____ Data lines
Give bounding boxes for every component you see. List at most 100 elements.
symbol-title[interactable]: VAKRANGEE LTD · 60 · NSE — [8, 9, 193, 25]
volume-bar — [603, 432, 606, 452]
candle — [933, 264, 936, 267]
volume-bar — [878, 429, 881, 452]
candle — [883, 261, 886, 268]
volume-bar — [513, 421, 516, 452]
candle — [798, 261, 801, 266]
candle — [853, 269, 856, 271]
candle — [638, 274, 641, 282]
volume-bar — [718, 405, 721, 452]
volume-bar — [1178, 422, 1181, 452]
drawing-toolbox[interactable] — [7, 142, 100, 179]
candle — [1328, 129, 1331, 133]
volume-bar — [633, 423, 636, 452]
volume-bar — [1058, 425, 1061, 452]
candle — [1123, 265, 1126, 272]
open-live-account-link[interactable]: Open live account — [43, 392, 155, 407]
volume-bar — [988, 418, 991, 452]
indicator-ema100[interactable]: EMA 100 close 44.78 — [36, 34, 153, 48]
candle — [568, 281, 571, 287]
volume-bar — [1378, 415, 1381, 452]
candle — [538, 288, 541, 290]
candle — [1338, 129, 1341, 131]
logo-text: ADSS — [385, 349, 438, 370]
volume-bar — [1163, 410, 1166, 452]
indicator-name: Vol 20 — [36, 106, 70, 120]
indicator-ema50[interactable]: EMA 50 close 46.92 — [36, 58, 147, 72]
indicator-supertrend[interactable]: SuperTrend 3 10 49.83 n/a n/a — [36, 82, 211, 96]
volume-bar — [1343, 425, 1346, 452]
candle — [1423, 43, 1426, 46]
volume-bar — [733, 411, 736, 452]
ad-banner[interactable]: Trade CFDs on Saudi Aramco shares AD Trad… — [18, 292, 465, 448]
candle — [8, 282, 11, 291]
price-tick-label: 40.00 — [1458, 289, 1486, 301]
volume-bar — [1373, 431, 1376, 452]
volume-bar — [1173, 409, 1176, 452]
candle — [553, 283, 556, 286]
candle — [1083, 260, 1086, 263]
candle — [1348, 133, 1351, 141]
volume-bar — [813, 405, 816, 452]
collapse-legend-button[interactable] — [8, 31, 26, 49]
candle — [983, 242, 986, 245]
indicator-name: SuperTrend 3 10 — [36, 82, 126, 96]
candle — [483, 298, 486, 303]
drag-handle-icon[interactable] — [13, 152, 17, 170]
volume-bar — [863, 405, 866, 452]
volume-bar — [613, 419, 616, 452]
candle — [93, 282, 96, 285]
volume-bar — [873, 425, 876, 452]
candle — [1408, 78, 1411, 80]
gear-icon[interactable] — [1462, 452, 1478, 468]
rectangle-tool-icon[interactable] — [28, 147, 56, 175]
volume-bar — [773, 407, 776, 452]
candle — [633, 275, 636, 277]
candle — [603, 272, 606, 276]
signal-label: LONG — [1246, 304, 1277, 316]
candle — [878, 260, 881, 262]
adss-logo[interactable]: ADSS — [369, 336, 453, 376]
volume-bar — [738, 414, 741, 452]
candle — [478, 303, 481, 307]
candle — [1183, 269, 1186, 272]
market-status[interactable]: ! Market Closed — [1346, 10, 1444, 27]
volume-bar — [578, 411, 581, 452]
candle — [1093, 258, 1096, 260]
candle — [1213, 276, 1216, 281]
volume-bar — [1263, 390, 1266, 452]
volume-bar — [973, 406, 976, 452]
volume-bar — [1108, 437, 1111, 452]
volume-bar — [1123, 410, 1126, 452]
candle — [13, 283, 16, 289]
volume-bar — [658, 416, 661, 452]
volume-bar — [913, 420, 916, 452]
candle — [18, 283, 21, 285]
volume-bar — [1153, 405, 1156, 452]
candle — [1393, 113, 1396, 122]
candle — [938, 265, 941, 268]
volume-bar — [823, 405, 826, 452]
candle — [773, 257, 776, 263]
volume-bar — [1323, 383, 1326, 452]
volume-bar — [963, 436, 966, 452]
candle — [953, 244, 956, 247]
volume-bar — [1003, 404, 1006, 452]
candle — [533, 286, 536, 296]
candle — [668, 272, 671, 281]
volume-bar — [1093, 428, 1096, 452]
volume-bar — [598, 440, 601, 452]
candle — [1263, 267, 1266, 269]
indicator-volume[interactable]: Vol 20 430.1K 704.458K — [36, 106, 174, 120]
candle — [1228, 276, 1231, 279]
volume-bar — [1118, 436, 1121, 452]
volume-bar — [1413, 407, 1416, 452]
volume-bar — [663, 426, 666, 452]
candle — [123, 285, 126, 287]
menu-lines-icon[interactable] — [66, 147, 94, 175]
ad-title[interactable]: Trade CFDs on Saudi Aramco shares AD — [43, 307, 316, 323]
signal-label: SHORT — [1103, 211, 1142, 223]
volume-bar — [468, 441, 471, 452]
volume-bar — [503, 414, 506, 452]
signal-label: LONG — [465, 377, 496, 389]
________
Challenge>
Reproduce the entire listing above, line for line, without changing a single character.

Result for this exercise>
Give bounding boxes for every component you see. List at most 100 elements.
symbol-title[interactable]: VAKRANGEE LTD · 60 · NSE — [8, 9, 193, 25]
volume-bar — [603, 432, 606, 452]
candle — [933, 264, 936, 267]
volume-bar — [878, 429, 881, 452]
candle — [883, 261, 886, 268]
volume-bar — [513, 421, 516, 452]
candle — [798, 261, 801, 266]
candle — [853, 269, 856, 271]
candle — [638, 274, 641, 282]
volume-bar — [718, 405, 721, 452]
volume-bar — [1178, 422, 1181, 452]
drawing-toolbox[interactable] — [7, 142, 100, 179]
candle — [1328, 129, 1331, 133]
volume-bar — [633, 423, 636, 452]
volume-bar — [1058, 425, 1061, 452]
candle — [1123, 265, 1126, 272]
open-live-account-link[interactable]: Open live account — [43, 392, 155, 407]
volume-bar — [988, 418, 991, 452]
indicator-ema100[interactable]: EMA 100 close 44.78 — [36, 34, 153, 48]
candle — [568, 281, 571, 287]
volume-bar — [1378, 415, 1381, 452]
candle — [538, 288, 541, 290]
candle — [1338, 129, 1341, 131]
logo-text: ADSS — [385, 349, 438, 370]
volume-bar — [1163, 410, 1166, 452]
indicator-name: Vol 20 — [36, 106, 70, 120]
indicator-ema50[interactable]: EMA 50 close 46.92 — [36, 58, 147, 72]
indicator-supertrend[interactable]: SuperTrend 3 10 49.83 n/a n/a — [36, 82, 211, 96]
volume-bar — [1343, 425, 1346, 452]
candle — [1423, 43, 1426, 46]
volume-bar — [733, 411, 736, 452]
ad-banner[interactable]: Trade CFDs on Saudi Aramco shares AD Trad… — [18, 292, 465, 448]
candle — [8, 282, 11, 291]
price-tick-label: 40.00 — [1458, 289, 1486, 301]
volume-bar — [1373, 431, 1376, 452]
volume-bar — [1173, 409, 1176, 452]
candle — [553, 283, 556, 286]
candle — [1083, 260, 1086, 263]
candle — [1348, 133, 1351, 141]
volume-bar — [813, 405, 816, 452]
collapse-legend-button[interactable] — [8, 31, 26, 49]
candle — [983, 242, 986, 245]
indicator-name: SuperTrend 3 10 — [36, 82, 126, 96]
candle — [483, 298, 486, 303]
drag-handle-icon[interactable] — [13, 152, 17, 170]
volume-bar — [863, 405, 866, 452]
volume-bar — [613, 419, 616, 452]
candle — [93, 282, 96, 285]
volume-bar — [873, 425, 876, 452]
candle — [1408, 78, 1411, 80]
gear-icon[interactable] — [1462, 452, 1478, 468]
rectangle-tool-icon[interactable] — [28, 147, 56, 175]
volume-bar — [773, 407, 776, 452]
candle — [633, 275, 636, 277]
candle — [603, 272, 606, 276]
signal-label: LONG — [1246, 304, 1277, 316]
candle — [878, 260, 881, 262]
adss-logo[interactable]: ADSS — [369, 336, 453, 376]
volume-bar — [738, 414, 741, 452]
candle — [478, 303, 481, 307]
candle — [1183, 269, 1186, 272]
market-status[interactable]: ! Market Closed — [1346, 10, 1444, 27]
volume-bar — [578, 411, 581, 452]
candle — [1093, 258, 1096, 260]
candle — [1213, 276, 1216, 281]
volume-bar — [1263, 390, 1266, 452]
volume-bar — [973, 406, 976, 452]
volume-bar — [1108, 437, 1111, 452]
volume-bar — [1123, 410, 1126, 452]
candle — [13, 283, 16, 289]
volume-bar — [658, 416, 661, 452]
volume-bar — [913, 420, 916, 452]
candle — [18, 283, 21, 285]
volume-bar — [1153, 405, 1156, 452]
candle — [1393, 113, 1396, 122]
candle — [938, 265, 941, 268]
volume-bar — [823, 405, 826, 452]
candle — [773, 257, 776, 263]
volume-bar — [1323, 383, 1326, 452]
volume-bar — [963, 436, 966, 452]
candle — [953, 244, 956, 247]
volume-bar — [1003, 404, 1006, 452]
candle — [533, 286, 536, 296]
candle — [668, 272, 671, 281]
volume-bar — [1093, 428, 1096, 452]
volume-bar — [598, 440, 601, 452]
candle — [1263, 267, 1266, 269]
indicator-volume[interactable]: Vol 20 430.1K 704.458K — [36, 106, 174, 120]
candle — [1228, 276, 1231, 279]
volume-bar — [1118, 436, 1121, 452]
volume-bar — [1413, 407, 1416, 452]
volume-bar — [663, 426, 666, 452]
candle — [123, 285, 126, 287]
menu-lines-icon[interactable] — [66, 147, 94, 175]
ad-title[interactable]: Trade CFDs on Saudi Aramco shares AD — [43, 307, 316, 323]
signal-label: SHORT — [1103, 211, 1142, 223]
volume-bar — [468, 441, 471, 452]
volume-bar — [503, 414, 506, 452]
signal-label: LONG — [465, 377, 496, 389]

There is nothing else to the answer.